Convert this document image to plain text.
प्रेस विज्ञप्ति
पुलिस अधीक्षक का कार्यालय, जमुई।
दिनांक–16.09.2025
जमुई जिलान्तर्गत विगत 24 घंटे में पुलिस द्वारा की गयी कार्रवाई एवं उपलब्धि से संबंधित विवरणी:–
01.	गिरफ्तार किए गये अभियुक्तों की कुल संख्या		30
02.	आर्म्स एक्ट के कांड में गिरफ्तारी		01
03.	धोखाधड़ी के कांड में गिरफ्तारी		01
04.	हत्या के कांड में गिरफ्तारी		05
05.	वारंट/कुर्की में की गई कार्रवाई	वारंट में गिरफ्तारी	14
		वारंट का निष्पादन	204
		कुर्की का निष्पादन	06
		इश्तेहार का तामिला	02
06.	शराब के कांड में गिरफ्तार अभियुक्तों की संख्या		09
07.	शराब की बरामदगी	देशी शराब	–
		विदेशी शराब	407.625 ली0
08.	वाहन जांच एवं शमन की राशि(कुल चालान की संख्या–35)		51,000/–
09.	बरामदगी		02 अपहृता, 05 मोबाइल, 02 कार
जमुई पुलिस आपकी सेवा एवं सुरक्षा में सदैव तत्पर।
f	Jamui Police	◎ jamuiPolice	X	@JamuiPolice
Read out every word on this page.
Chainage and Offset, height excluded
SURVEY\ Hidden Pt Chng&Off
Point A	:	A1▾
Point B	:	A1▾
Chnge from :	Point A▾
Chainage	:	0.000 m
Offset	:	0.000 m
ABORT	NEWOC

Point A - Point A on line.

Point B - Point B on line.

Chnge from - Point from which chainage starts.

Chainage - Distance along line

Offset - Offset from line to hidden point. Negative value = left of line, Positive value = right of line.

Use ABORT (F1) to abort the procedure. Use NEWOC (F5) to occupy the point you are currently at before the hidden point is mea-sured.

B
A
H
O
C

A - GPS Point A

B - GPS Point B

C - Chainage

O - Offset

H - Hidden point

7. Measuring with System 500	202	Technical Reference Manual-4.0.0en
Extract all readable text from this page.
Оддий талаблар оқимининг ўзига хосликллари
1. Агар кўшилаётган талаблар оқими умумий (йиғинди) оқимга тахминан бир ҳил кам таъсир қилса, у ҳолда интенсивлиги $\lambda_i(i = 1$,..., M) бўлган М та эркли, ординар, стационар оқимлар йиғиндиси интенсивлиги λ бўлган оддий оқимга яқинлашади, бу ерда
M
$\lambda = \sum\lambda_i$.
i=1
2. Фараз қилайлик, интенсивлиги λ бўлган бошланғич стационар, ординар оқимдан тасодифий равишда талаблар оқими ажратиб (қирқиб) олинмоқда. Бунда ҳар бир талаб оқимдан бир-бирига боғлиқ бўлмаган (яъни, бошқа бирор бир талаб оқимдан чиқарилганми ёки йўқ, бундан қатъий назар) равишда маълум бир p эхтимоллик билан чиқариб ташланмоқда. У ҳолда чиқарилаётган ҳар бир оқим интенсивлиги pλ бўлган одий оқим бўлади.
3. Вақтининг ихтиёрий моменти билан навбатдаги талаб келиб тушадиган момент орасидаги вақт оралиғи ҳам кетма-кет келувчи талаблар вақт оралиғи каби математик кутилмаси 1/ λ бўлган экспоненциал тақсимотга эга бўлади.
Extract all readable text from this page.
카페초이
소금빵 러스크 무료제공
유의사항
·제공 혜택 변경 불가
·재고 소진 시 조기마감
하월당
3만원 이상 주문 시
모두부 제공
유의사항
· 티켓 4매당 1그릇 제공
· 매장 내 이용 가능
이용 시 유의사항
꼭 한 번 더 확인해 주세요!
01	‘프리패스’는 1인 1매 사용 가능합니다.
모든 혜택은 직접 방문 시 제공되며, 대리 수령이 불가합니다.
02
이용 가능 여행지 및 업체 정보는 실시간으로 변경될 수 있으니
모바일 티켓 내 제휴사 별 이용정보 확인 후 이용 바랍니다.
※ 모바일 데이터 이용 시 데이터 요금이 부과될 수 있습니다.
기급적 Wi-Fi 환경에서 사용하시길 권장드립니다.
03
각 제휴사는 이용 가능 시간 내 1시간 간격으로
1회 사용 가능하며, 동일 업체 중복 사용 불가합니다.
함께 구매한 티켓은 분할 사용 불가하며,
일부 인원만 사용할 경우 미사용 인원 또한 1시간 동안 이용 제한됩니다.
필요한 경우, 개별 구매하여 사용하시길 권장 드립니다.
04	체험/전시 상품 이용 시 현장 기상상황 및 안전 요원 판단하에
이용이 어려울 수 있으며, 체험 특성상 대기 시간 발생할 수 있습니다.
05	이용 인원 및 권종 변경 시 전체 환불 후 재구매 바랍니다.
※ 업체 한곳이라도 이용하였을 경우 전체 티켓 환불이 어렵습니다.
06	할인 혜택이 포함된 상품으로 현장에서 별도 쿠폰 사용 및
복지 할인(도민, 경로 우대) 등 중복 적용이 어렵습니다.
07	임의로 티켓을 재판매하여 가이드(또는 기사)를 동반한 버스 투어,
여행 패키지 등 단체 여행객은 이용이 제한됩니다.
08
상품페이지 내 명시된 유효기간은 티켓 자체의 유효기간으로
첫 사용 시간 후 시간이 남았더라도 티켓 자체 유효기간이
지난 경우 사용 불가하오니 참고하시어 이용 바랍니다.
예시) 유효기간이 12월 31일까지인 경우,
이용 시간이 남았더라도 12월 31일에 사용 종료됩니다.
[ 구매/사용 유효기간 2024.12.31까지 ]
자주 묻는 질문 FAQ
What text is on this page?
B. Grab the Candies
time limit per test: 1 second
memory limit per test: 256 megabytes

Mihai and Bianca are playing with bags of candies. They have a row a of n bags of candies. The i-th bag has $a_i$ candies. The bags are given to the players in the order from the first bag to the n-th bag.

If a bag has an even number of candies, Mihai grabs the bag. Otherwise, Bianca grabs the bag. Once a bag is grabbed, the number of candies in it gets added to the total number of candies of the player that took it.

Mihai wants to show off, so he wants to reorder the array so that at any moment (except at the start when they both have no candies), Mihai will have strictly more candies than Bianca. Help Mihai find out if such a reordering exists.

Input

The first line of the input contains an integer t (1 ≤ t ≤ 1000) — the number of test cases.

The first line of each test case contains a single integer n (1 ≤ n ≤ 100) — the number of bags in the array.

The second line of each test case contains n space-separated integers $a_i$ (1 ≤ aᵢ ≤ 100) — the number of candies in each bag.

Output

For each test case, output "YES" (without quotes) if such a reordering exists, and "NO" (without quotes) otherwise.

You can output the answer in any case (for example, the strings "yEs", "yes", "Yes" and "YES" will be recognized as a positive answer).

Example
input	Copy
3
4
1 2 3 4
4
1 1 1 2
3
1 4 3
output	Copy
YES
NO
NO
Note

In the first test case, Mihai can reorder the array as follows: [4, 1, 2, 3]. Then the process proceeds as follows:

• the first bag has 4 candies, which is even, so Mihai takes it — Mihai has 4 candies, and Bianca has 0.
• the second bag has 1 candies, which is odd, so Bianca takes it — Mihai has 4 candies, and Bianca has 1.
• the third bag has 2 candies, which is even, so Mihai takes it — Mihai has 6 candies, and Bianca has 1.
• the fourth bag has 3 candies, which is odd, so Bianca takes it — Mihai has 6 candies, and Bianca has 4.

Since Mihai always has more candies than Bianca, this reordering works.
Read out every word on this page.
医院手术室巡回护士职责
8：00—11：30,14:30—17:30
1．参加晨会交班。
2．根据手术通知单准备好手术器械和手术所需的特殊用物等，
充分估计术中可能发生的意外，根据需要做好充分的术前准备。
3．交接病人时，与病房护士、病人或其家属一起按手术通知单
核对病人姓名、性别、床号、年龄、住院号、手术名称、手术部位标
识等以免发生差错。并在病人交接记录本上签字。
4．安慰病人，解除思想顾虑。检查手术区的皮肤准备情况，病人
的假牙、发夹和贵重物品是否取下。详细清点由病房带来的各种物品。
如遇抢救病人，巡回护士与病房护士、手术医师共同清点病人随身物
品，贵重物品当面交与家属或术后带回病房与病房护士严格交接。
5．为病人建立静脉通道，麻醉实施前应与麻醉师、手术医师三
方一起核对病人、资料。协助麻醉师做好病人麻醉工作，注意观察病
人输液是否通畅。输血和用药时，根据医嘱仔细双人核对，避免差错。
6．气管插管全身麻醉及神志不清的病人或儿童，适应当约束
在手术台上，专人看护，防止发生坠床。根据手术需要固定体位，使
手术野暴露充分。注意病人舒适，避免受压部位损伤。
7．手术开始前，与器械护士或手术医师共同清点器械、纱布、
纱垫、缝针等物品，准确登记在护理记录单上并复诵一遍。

Task goal:
Find how many lines in the listing contain the word "text" and give that count alone.

Finished exercise:
4